→ Your goal
Without including any picture, copy the entries that follow word for word.
• • •
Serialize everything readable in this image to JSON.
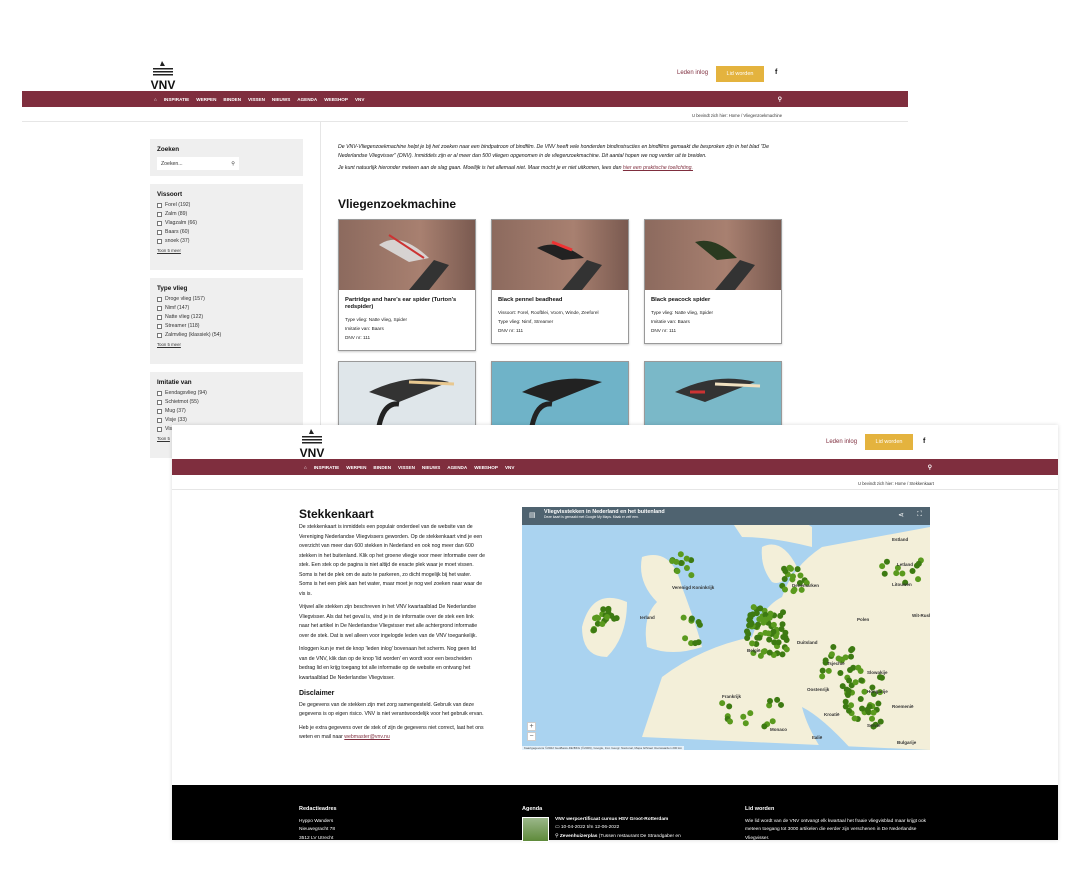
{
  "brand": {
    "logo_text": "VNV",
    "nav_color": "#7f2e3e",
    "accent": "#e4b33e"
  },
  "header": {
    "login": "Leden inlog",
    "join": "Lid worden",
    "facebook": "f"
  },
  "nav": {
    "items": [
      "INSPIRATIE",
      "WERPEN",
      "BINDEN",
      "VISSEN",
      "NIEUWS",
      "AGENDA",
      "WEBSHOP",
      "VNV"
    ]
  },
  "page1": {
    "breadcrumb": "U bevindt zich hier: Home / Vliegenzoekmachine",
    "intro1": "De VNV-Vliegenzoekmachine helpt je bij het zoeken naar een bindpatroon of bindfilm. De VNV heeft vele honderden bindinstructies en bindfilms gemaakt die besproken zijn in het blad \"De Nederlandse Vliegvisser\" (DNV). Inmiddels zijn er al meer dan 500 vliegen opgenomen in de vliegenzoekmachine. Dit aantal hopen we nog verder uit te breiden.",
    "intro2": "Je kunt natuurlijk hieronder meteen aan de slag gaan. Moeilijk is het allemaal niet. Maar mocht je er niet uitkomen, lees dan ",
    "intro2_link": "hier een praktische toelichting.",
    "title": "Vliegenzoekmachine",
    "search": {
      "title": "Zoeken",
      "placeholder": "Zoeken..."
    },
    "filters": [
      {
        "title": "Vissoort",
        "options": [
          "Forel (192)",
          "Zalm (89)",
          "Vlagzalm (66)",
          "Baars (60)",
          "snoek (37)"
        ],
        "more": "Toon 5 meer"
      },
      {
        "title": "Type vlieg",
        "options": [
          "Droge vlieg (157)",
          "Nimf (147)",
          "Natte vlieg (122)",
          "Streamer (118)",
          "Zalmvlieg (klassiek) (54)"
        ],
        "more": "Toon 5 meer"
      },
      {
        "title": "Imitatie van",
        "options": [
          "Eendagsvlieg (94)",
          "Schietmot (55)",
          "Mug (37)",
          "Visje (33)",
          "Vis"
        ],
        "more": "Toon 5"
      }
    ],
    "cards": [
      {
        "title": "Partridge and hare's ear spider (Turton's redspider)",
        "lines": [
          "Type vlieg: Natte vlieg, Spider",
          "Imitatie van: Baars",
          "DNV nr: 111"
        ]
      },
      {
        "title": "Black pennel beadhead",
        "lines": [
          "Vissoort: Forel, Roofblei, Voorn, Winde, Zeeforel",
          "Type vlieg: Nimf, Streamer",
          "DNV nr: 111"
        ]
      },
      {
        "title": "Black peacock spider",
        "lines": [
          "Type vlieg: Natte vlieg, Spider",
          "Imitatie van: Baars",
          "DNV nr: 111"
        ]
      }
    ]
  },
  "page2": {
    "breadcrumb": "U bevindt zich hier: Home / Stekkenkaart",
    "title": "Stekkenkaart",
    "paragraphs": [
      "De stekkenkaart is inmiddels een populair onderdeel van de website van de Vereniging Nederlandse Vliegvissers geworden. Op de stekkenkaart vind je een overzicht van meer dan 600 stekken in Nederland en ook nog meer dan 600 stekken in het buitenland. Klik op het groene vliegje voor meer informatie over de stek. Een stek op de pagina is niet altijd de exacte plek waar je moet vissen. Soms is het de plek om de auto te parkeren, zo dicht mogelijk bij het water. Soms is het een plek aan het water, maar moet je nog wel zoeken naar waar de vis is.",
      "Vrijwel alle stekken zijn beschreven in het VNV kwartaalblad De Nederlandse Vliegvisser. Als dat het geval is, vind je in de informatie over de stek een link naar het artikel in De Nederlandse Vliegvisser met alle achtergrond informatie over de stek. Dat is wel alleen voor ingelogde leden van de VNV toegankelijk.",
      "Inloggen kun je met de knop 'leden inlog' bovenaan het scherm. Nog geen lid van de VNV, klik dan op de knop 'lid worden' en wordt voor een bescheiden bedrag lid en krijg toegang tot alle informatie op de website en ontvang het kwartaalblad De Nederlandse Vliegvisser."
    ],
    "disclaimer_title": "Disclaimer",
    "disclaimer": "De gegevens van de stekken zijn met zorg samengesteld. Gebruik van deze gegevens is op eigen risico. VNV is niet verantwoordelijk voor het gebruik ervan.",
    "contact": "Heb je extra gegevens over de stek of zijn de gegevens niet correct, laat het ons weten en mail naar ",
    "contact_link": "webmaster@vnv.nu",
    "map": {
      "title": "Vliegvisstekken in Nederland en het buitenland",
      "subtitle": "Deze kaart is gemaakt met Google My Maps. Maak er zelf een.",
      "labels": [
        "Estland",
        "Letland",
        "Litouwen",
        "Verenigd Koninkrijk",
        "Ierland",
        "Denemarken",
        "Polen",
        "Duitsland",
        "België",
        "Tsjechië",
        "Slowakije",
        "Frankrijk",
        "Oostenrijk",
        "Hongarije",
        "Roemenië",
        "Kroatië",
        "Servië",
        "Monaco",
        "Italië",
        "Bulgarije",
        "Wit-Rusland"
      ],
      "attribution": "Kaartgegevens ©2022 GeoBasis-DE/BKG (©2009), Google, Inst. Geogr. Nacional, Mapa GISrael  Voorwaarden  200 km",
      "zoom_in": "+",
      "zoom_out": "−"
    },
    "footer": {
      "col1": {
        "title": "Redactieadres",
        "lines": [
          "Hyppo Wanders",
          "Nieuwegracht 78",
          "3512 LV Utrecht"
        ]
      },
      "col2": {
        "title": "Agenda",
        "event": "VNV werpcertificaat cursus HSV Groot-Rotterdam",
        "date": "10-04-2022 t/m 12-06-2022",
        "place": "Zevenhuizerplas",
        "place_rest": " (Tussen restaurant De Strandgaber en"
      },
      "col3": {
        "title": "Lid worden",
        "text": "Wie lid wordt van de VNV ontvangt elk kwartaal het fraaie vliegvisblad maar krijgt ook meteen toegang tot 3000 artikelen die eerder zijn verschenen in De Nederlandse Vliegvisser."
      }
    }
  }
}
• • •
→ Output of the exercise
Serialize everything readable in this image to JSON.
{
  "brand": {
    "logo_text": "VNV",
    "nav_color": "#7f2e3e",
    "accent": "#e4b33e"
  },
  "header": {
    "login": "Leden inlog",
    "join": "Lid worden",
    "facebook": "f"
  },
  "nav": {
    "items": [
      "INSPIRATIE",
      "WERPEN",
      "BINDEN",
      "VISSEN",
      "NIEUWS",
      "AGENDA",
      "WEBSHOP",
      "VNV"
    ]
  },
  "page1": {
    "breadcrumb": "U bevindt zich hier: Home / Vliegenzoekmachine",
    "intro1": "De VNV-Vliegenzoekmachine helpt je bij het zoeken naar een bindpatroon of bindfilm. De VNV heeft vele honderden bindinstructies en bindfilms gemaakt die besproken zijn in het blad \"De Nederlandse Vliegvisser\" (DNV). Inmiddels zijn er al meer dan 500 vliegen opgenomen in de vliegenzoekmachine. Dit aantal hopen we nog verder uit te breiden.",
    "intro2": "Je kunt natuurlijk hieronder meteen aan de slag gaan. Moeilijk is het allemaal niet. Maar mocht je er niet uitkomen, lees dan ",
    "intro2_link": "hier een praktische toelichting.",
    "title": "Vliegenzoekmachine",
    "search": {
      "title": "Zoeken",
      "placeholder": "Zoeken..."
    },
    "filters": [
      {
        "title": "Vissoort",
        "options": [
          "Forel (192)",
          "Zalm (89)",
          "Vlagzalm (66)",
          "Baars (60)",
          "snoek (37)"
        ],
        "more": "Toon 5 meer"
      },
      {
        "title": "Type vlieg",
        "options": [
          "Droge vlieg (157)",
          "Nimf (147)",
          "Natte vlieg (122)",
          "Streamer (118)",
          "Zalmvlieg (klassiek) (54)"
        ],
        "more": "Toon 5 meer"
      },
      {
        "title": "Imitatie van",
        "options": [
          "Eendagsvlieg (94)",
          "Schietmot (55)",
          "Mug (37)",
          "Visje (33)",
          "Vis"
        ],
        "more": "Toon 5"
      }
    ],
    "cards": [
      {
        "title": "Partridge and hare's ear spider (Turton's redspider)",
        "lines": [
          "Type vlieg: Natte vlieg, Spider",
          "Imitatie van: Baars",
          "DNV nr: 111"
        ]
      },
      {
        "title": "Black pennel beadhead",
        "lines": [
          "Vissoort: Forel, Roofblei, Voorn, Winde, Zeeforel",
          "Type vlieg: Nimf, Streamer",
          "DNV nr: 111"
        ]
      },
      {
        "title": "Black peacock spider",
        "lines": [
          "Type vlieg: Natte vlieg, Spider",
          "Imitatie van: Baars",
          "DNV nr: 111"
        ]
      }
    ]
  },
  "page2": {
    "breadcrumb": "U bevindt zich hier: Home / Stekkenkaart",
    "title": "Stekkenkaart",
    "paragraphs": [
      "De stekkenkaart is inmiddels een populair onderdeel van de website van de Vereniging Nederlandse Vliegvissers geworden. Op de stekkenkaart vind je een overzicht van meer dan 600 stekken in Nederland en ook nog meer dan 600 stekken in het buitenland. Klik op het groene vliegje voor meer informatie over de stek. Een stek op de pagina is niet altijd de exacte plek waar je moet vissen. Soms is het de plek om de auto te parkeren, zo dicht mogelijk bij het water. Soms is het een plek aan het water, maar moet je nog wel zoeken naar waar de vis is.",
      "Vrijwel alle stekken zijn beschreven in het VNV kwartaalblad De Nederlandse Vliegvisser. Als dat het geval is, vind je in de informatie over de stek een link naar het artikel in De Nederlandse Vliegvisser met alle achtergrond informatie over de stek. Dat is wel alleen voor ingelogde leden van de VNV toegankelijk.",
      "Inloggen kun je met de knop 'leden inlog' bovenaan het scherm. Nog geen lid van de VNV, klik dan op de knop 'lid worden' en wordt voor een bescheiden bedrag lid en krijg toegang tot alle informatie op de website en ontvang het kwartaalblad De Nederlandse Vliegvisser."
    ],
    "disclaimer_title": "Disclaimer",
    "disclaimer": "De gegevens van de stekken zijn met zorg samengesteld. Gebruik van deze gegevens is op eigen risico. VNV is niet verantwoordelijk voor het gebruik ervan.",
    "contact": "Heb je extra gegevens over de stek of zijn de gegevens niet correct, laat het ons weten en mail naar ",
    "contact_link": "webmaster@vnv.nu",
    "map": {
      "title": "Vliegvisstekken in Nederland en het buitenland",
      "subtitle": "Deze kaart is gemaakt met Google My Maps. Maak er zelf een.",
      "labels": [
        "Estland",
        "Letland",
        "Litouwen",
        "Verenigd Koninkrijk",
        "Ierland",
        "Denemarken",
        "Polen",
        "Duitsland",
        "België",
        "Tsjechië",
        "Slowakije",
        "Frankrijk",
        "Oostenrijk",
        "Hongarije",
        "Roemenië",
        "Kroatië",
        "Servië",
        "Monaco",
        "Italië",
        "Bulgarije",
        "Wit-Rusland"
      ],
      "attribution": "Kaartgegevens ©2022 GeoBasis-DE/BKG (©2009), Google, Inst. Geogr. Nacional, Mapa GISrael  Voorwaarden  200 km",
      "zoom_in": "+",
      "zoom_out": "−"
    },
    "footer": {
      "col1": {
        "title": "Redactieadres",
        "lines": [
          "Hyppo Wanders",
          "Nieuwegracht 78",
          "3512 LV Utrecht"
        ]
      },
      "col2": {
        "title": "Agenda",
        "event": "VNV werpcertificaat cursus HSV Groot-Rotterdam",
        "date": "10-04-2022 t/m 12-06-2022",
        "place": "Zevenhuizerplas",
        "place_rest": " (Tussen restaurant De Strandgaber en"
      },
      "col3": {
        "title": "Lid worden",
        "text": "Wie lid wordt van de VNV ontvangt elk kwartaal het fraaie vliegvisblad maar krijgt ook meteen toegang tot 3000 artikelen die eerder zijn verschenen in De Nederlandse Vliegvisser."
      }
    }
  }
}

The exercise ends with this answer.